▸ Required task 1
Pull out every line of the entries below that contains the word "name". Case counts when matching.

▸ Text passage
• • • • • • •

As if Aaron Boogaard needed another reminder of his brother’s death.
When Boogaard came to Wichita, as an player for Rio Grande Valley, for the Central Hockey League playoffs in April, he was less than a year removed from discovering the dead body of his brother Derek, a New York Rangers enforcer, in a Minneapolis apartment.
Ten months before Boogaard’s visit to Wichita, he was arrested on drug charges related to his brother’s death, a case that wasn’t resolved until October, when felony charges were dropped and Boogaard pleaded guilty to a misdemeanor charge of interfering with the scene of a death.
The turmoil and heartache Boogaard endured and is still battling apparently made him an easy target.
According to Boogaard, a small number of Thunder fans made verbal and non-verbal references to his brother during the series, prompting mild complaints by Boogaard via social media.
It seemed like a major incident at the time, but like more serious issues in his life, Boogaard is trying to move on. He signed with the Thunder this offseason, bringing with him a legacy of toughness accompanied by baggage from his brother’s death and the harsh reaction some had to it.
"Unfortunately that stuff happened," Boogaard said. "But who am I to tell people what they can and cannot say? It sucks and it’s unfortunate that it happened, but I guess it’s kind of just the world we live in nowdays."

• • • • • • •

▸ Source material
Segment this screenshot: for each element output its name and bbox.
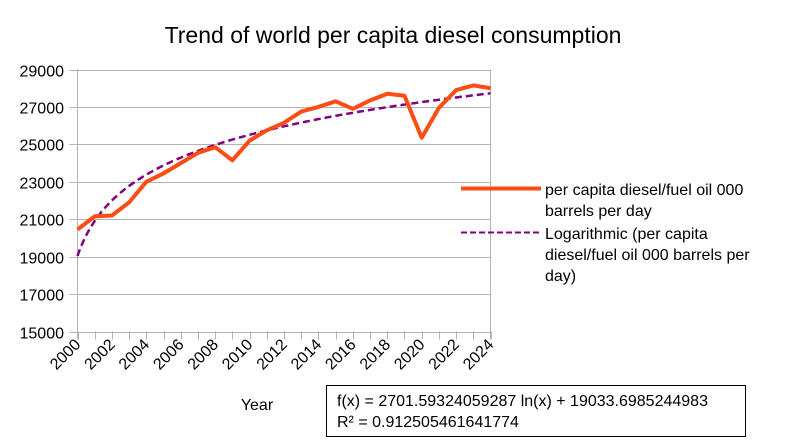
y-tick-label: 27000 xyxy=(20,101,65,118)
y-tick-label: 29000 xyxy=(20,64,65,81)
equation-box: f(x) = 2701.59324059287 ln(x) + 19033.69… xyxy=(326,385,746,437)
trendline-path xyxy=(76,92,491,257)
legend-label: day) xyxy=(545,268,576,285)
y-tick-label: 19000 xyxy=(20,251,65,268)
trendline xyxy=(76,92,491,257)
equation-box-border xyxy=(326,385,746,437)
grid xyxy=(69,69,491,340)
legend-label: barrels per day xyxy=(545,203,652,220)
y-axis: 15000 17000 19000 21000 23000 25000 27000 29000 xyxy=(20,64,65,343)
y-tick-label: 25000 xyxy=(20,138,65,155)
chart-title: Trend of world per capita diesel consump… xyxy=(165,22,622,48)
y-tick-label: 21000 xyxy=(20,213,65,230)
x-axis-label: Year xyxy=(241,397,274,414)
trendline-r-squared: R² = 0.912505461641774 xyxy=(337,414,519,431)
data-series xyxy=(76,83,491,232)
legend-label: diesel/fuel oil 000 barrels per xyxy=(545,247,750,264)
y-tick-label: 17000 xyxy=(20,288,65,305)
trendline-equation: f(x) = 2701.59324059287 ln(x) + 19033.69… xyxy=(337,393,708,410)
legend-label: Logarithmic (per capita xyxy=(545,226,708,243)
y-tick-label: 23000 xyxy=(20,176,65,193)
legend: per capita diesel/fuel oil 000 barrels pe… xyxy=(461,182,750,285)
legend-label: per capita diesel/fuel oil 000 xyxy=(545,182,743,199)
y-tick-label: 15000 xyxy=(20,326,65,343)
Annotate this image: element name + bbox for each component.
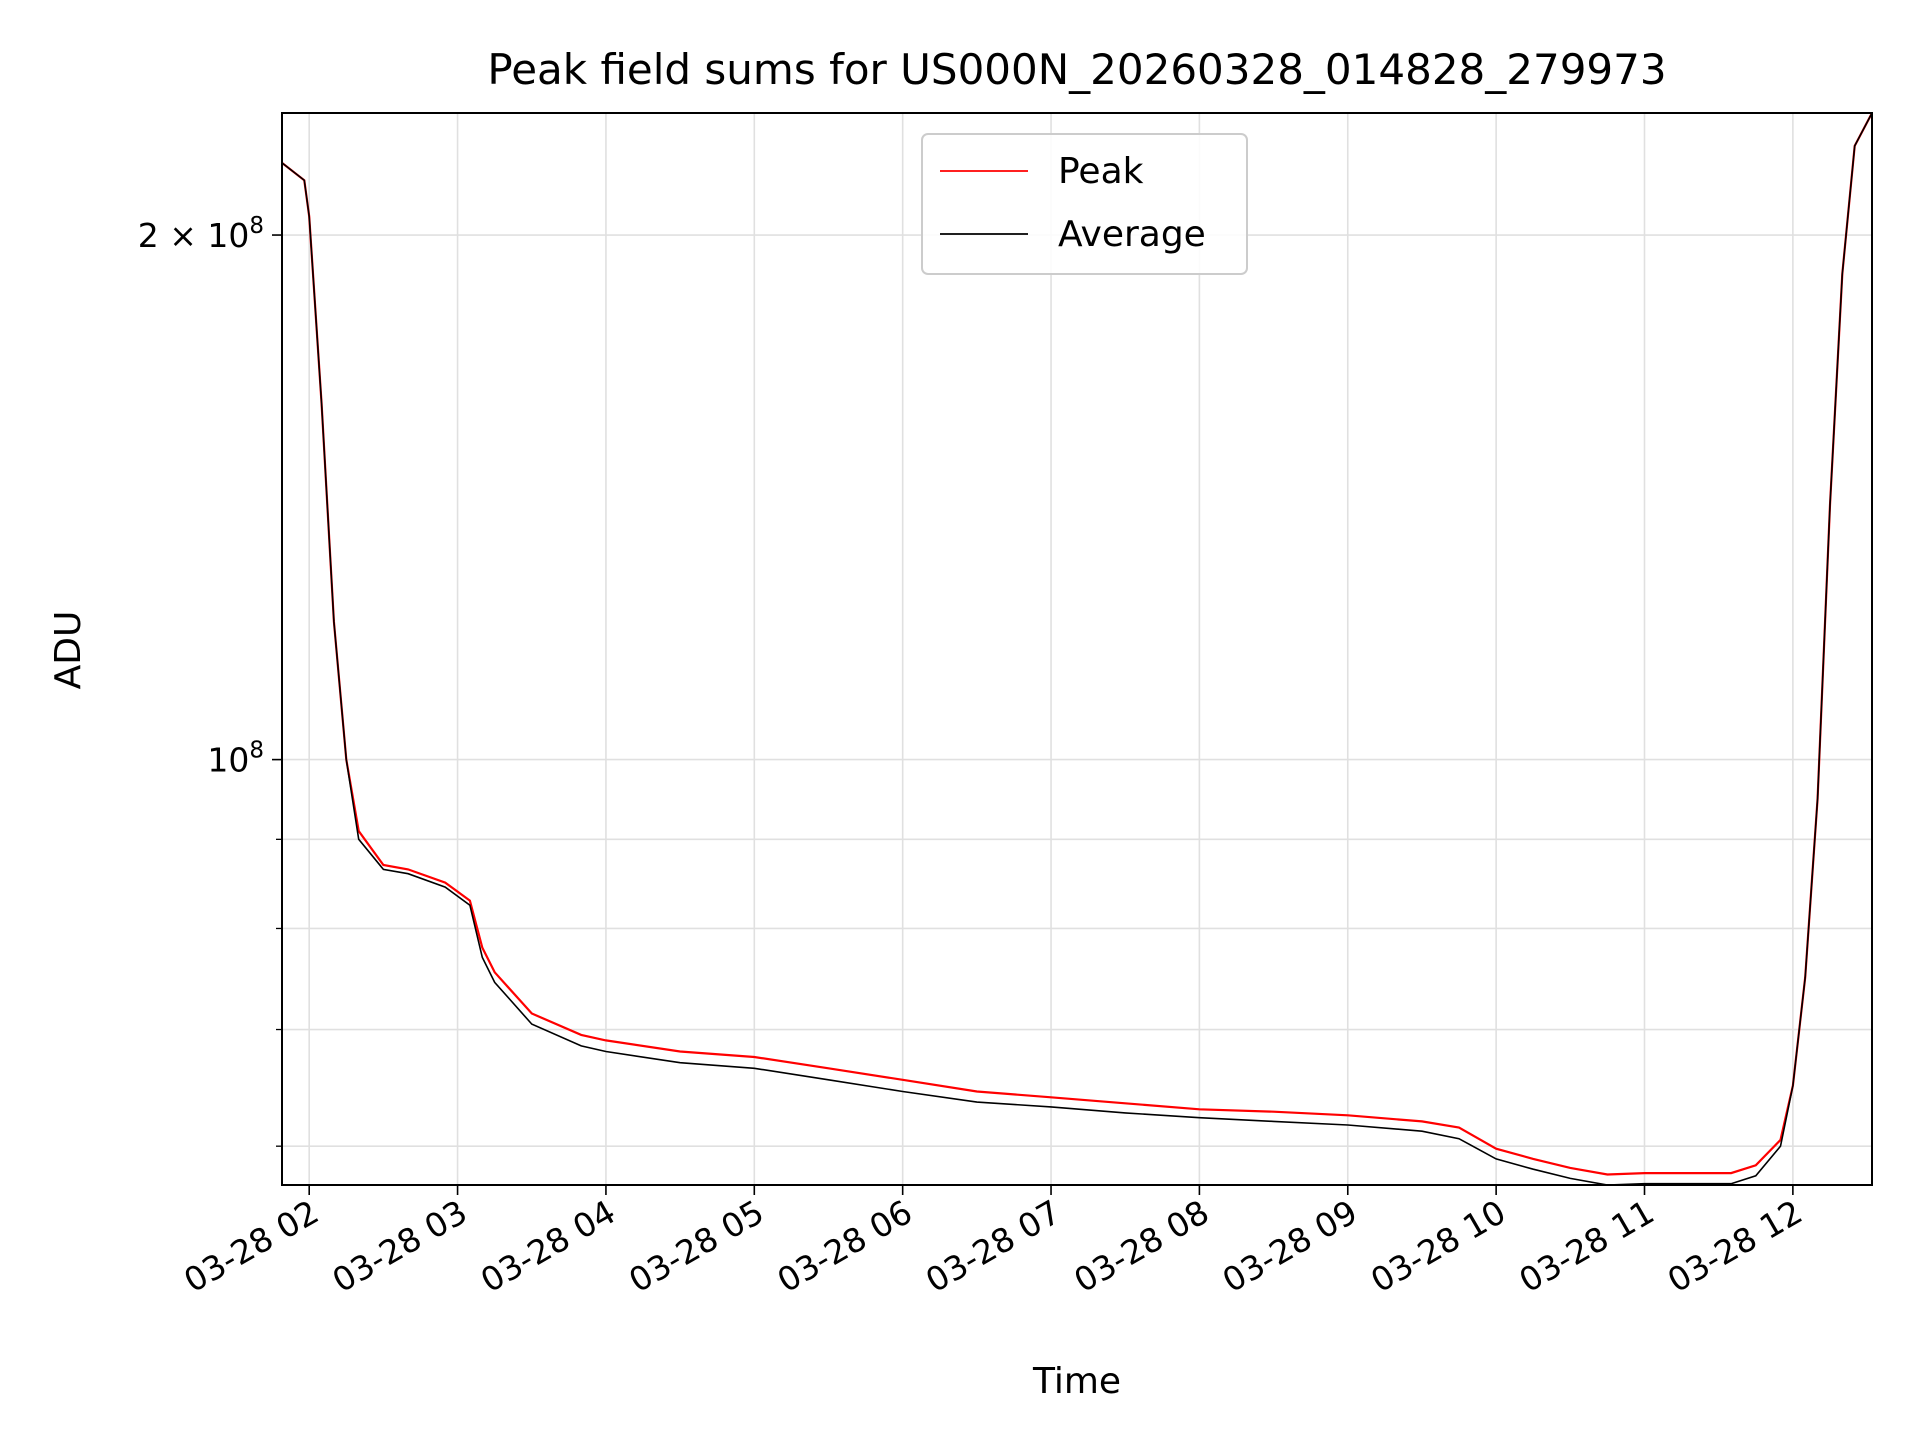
y-tick-label-base: 2 × 10 <box>138 216 250 255</box>
y-tick-label: 108 <box>207 738 264 780</box>
y-tick-label-exponent: 8 <box>249 738 264 764</box>
y-tick-label-exponent: 8 <box>249 213 264 239</box>
legend-label-peak: Peak <box>1058 151 1144 192</box>
x-axis-label: Time <box>1032 1361 1121 1402</box>
legend: Peak Average <box>921 133 1248 275</box>
grid <box>282 113 1872 1185</box>
plot-area <box>281 112 1873 1186</box>
legend-box <box>921 133 1248 275</box>
series-line-peak <box>282 113 1872 1176</box>
series-layer <box>282 113 1872 1185</box>
series-line-average <box>282 113 1872 1185</box>
legend-label-average: Average <box>1058 214 1206 255</box>
y-tick-label: 2 × 108 <box>138 213 264 255</box>
y-tick-label-base: 10 <box>207 741 249 780</box>
chart-title: Peak field sums for US000N_20260328_0148… <box>487 45 1666 94</box>
y-axis-label: ADU <box>48 611 89 690</box>
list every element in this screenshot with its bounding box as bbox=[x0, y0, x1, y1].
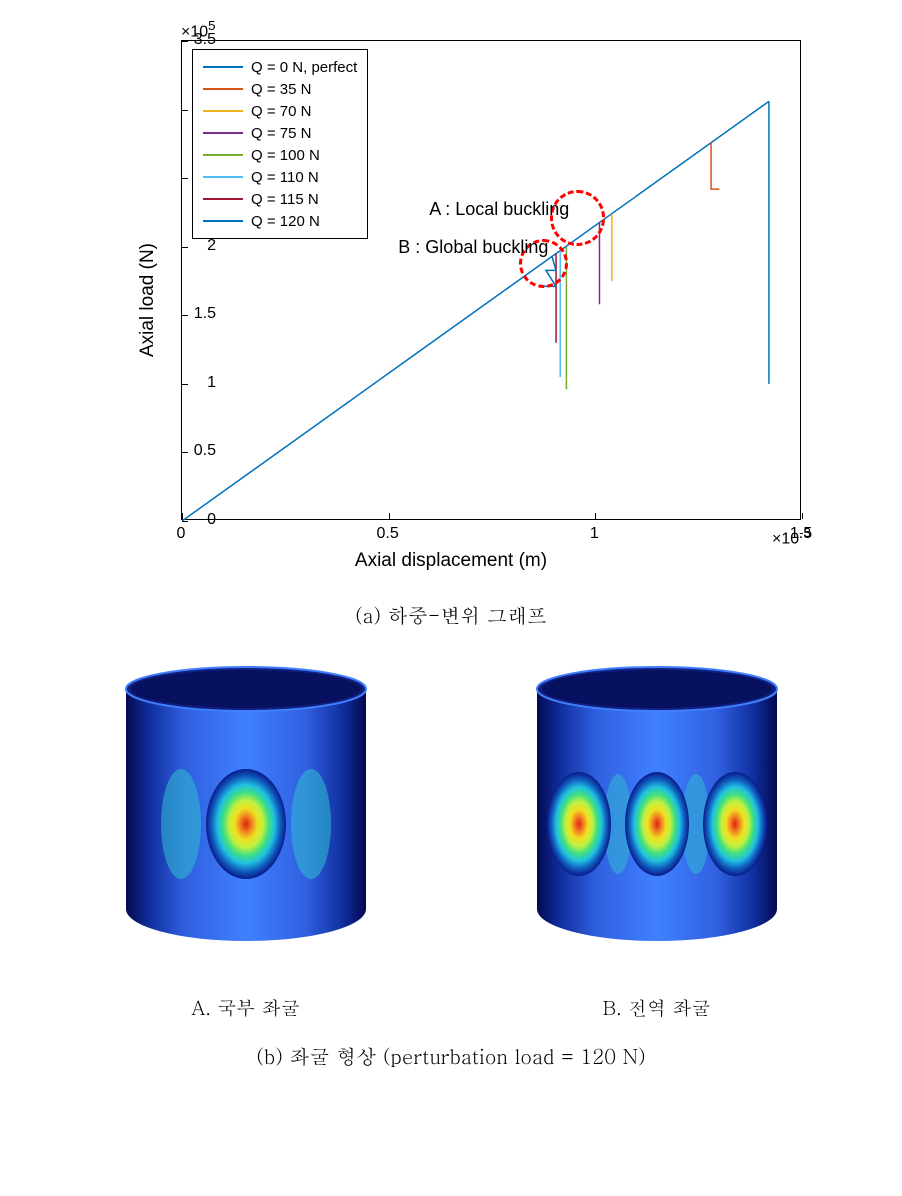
y-tick: 0 bbox=[207, 511, 216, 529]
plot-area: Q = 0 N, perfectQ = 35 NQ = 70 NQ = 75 N… bbox=[181, 40, 801, 520]
buckling-images-row: A. 국부 좌굴 B. 전역 좌굴 bbox=[40, 659, 862, 1021]
legend-item: Q = 35 N bbox=[203, 78, 357, 100]
global-buckling-label: B. 전역 좌굴 bbox=[477, 994, 837, 1021]
annotation-label: B : Global buckling bbox=[398, 237, 548, 258]
legend-item: Q = 110 N bbox=[203, 166, 357, 188]
local-buckling-image bbox=[96, 659, 396, 949]
legend-item: Q = 115 N bbox=[203, 188, 357, 210]
x-axis-label: Axial displacement (m) bbox=[355, 550, 547, 572]
y-axis-label: Axial load (N) bbox=[137, 243, 159, 357]
load-displacement-chart: Axial load (N) ×105 Q = 0 N, perfectQ = … bbox=[61, 20, 841, 580]
y-tick: 3.5 bbox=[194, 31, 216, 49]
y-tick: 0.5 bbox=[194, 442, 216, 460]
caption-a: (a) 하중-변위 그래프 bbox=[40, 600, 862, 629]
y-tick: 1.5 bbox=[194, 305, 216, 323]
y-tick: 1 bbox=[207, 374, 216, 392]
legend-item: Q = 0 N, perfect bbox=[203, 56, 357, 78]
legend-item: Q = 70 N bbox=[203, 100, 357, 122]
x-tick: 0.5 bbox=[377, 525, 399, 543]
x-exponent: ×10-3 bbox=[772, 525, 811, 548]
local-buckling-box: A. 국부 좌굴 bbox=[66, 659, 426, 1021]
legend-item: Q = 75 N bbox=[203, 122, 357, 144]
global-buckling-box: B. 전역 좌굴 bbox=[477, 659, 837, 1021]
y-tick: 2 bbox=[207, 237, 216, 255]
x-tick: 0 bbox=[177, 525, 186, 543]
x-tick: 1 bbox=[590, 525, 599, 543]
annotation-label: A : Local buckling bbox=[429, 199, 569, 220]
legend: Q = 0 N, perfectQ = 35 NQ = 70 NQ = 75 N… bbox=[192, 49, 368, 239]
legend-item: Q = 120 N bbox=[203, 210, 357, 232]
global-buckling-image bbox=[507, 659, 807, 949]
caption-b: (b) 좌굴 형상 (perturbation load = 120 N) bbox=[40, 1041, 862, 1070]
legend-item: Q = 100 N bbox=[203, 144, 357, 166]
local-buckling-label: A. 국부 좌굴 bbox=[66, 994, 426, 1021]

• • • • • • •

▸ Required task 2
In the article about Aaron Boogaard, what misdemeanor charge did he plead guilty to?

▸ Finished answer 1
Segment this screenshot: for each element output its name and bbox.
Annotate this image: element name + bbox for each component.

▸ Finished answer 2
Interfering with the scene of a death.